[Data entries]
● ● ● ●
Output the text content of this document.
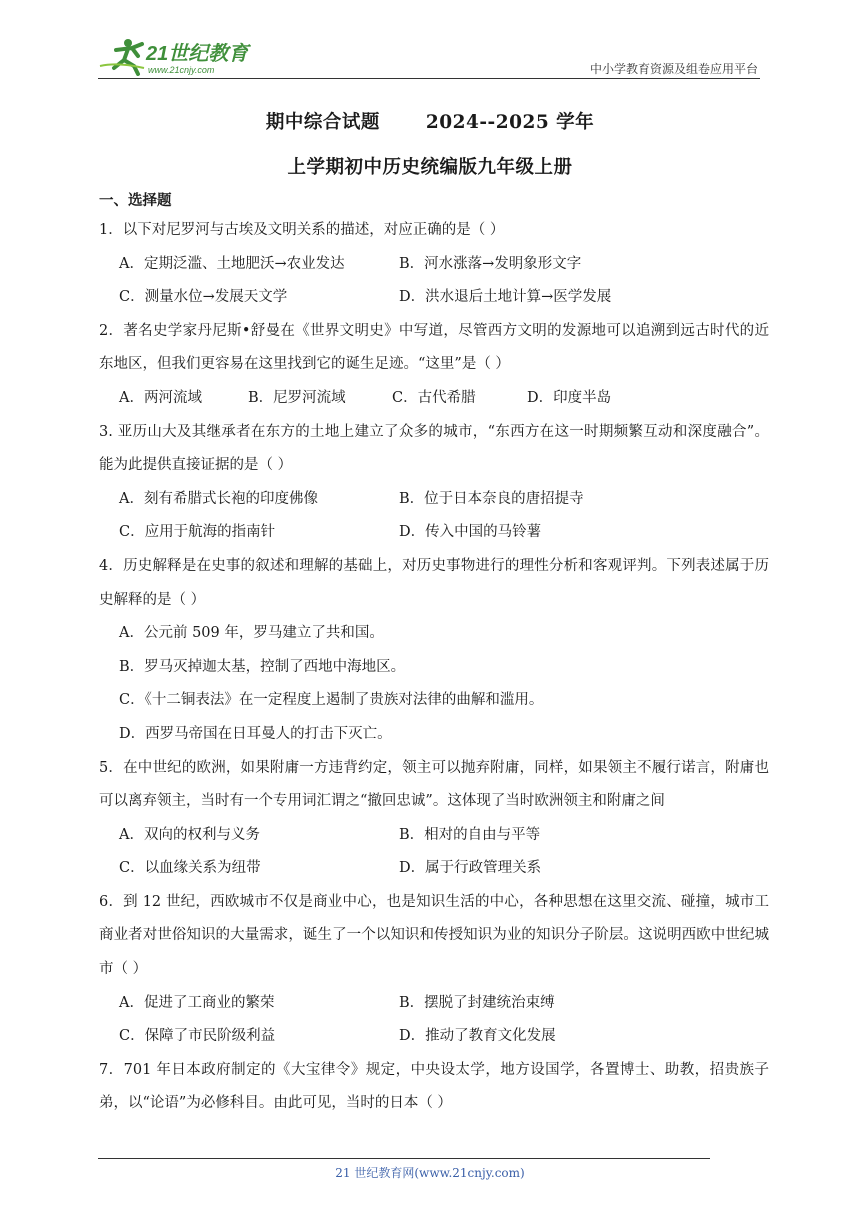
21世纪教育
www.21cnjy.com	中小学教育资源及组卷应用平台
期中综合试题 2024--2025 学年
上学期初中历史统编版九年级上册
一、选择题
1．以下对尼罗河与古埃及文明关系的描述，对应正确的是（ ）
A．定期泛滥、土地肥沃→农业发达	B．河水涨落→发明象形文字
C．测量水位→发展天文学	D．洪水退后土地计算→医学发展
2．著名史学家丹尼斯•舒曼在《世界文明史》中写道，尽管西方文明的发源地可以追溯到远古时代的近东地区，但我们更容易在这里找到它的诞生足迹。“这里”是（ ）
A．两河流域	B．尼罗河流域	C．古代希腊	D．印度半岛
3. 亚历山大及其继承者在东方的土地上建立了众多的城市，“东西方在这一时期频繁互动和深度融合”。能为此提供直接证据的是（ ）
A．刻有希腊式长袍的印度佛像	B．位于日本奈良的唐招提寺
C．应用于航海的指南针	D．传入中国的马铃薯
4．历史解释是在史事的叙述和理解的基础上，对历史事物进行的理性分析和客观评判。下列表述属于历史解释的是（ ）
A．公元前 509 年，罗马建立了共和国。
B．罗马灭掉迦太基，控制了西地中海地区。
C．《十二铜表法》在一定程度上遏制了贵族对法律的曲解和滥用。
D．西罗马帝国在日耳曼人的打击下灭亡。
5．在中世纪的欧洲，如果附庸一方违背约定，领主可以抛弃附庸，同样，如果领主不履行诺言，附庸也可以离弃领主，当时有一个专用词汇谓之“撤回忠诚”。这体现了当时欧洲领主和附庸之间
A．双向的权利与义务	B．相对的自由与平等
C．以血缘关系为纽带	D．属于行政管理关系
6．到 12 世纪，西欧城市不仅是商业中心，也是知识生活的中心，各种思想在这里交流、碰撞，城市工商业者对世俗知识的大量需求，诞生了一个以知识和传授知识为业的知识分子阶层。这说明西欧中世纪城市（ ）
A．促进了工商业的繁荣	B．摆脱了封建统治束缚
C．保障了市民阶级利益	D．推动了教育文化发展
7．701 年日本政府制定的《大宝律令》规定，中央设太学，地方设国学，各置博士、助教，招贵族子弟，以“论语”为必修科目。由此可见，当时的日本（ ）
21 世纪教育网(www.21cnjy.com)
● ● ● ●
> Requirement: Output the records above exactly; leave out the pictures.

> Finished task:
Output the text content of this document.
21世纪教育
www.21cnjy.com	中小学教育资源及组卷应用平台
期中综合试题 2024--2025 学年
上学期初中历史统编版九年级上册
一、选择题
1．以下对尼罗河与古埃及文明关系的描述，对应正确的是（ ）
A．定期泛滥、土地肥沃→农业发达	B．河水涨落→发明象形文字
C．测量水位→发展天文学	D．洪水退后土地计算→医学发展
2．著名史学家丹尼斯•舒曼在《世界文明史》中写道，尽管西方文明的发源地可以追溯到远古时代的近东地区，但我们更容易在这里找到它的诞生足迹。“这里”是（ ）
A．两河流域	B．尼罗河流域	C．古代希腊	D．印度半岛
3. 亚历山大及其继承者在东方的土地上建立了众多的城市，“东西方在这一时期频繁互动和深度融合”。能为此提供直接证据的是（ ）
A．刻有希腊式长袍的印度佛像	B．位于日本奈良的唐招提寺
C．应用于航海的指南针	D．传入中国的马铃薯
4．历史解释是在史事的叙述和理解的基础上，对历史事物进行的理性分析和客观评判。下列表述属于历史解释的是（ ）
A．公元前 509 年，罗马建立了共和国。
B．罗马灭掉迦太基，控制了西地中海地区。
C．《十二铜表法》在一定程度上遏制了贵族对法律的曲解和滥用。
D．西罗马帝国在日耳曼人的打击下灭亡。
5．在中世纪的欧洲，如果附庸一方违背约定，领主可以抛弃附庸，同样，如果领主不履行诺言，附庸也可以离弃领主，当时有一个专用词汇谓之“撤回忠诚”。这体现了当时欧洲领主和附庸之间
A．双向的权利与义务	B．相对的自由与平等
C．以血缘关系为纽带	D．属于行政管理关系
6．到 12 世纪，西欧城市不仅是商业中心，也是知识生活的中心，各种思想在这里交流、碰撞，城市工商业者对世俗知识的大量需求，诞生了一个以知识和传授知识为业的知识分子阶层。这说明西欧中世纪城市（ ）
A．促进了工商业的繁荣	B．摆脱了封建统治束缚
C．保障了市民阶级利益	D．推动了教育文化发展
7．701 年日本政府制定的《大宝律令》规定，中央设太学，地方设国学，各置博士、助教，招贵族子弟，以“论语”为必修科目。由此可见，当时的日本（ ）
21 世纪教育网(www.21cnjy.com)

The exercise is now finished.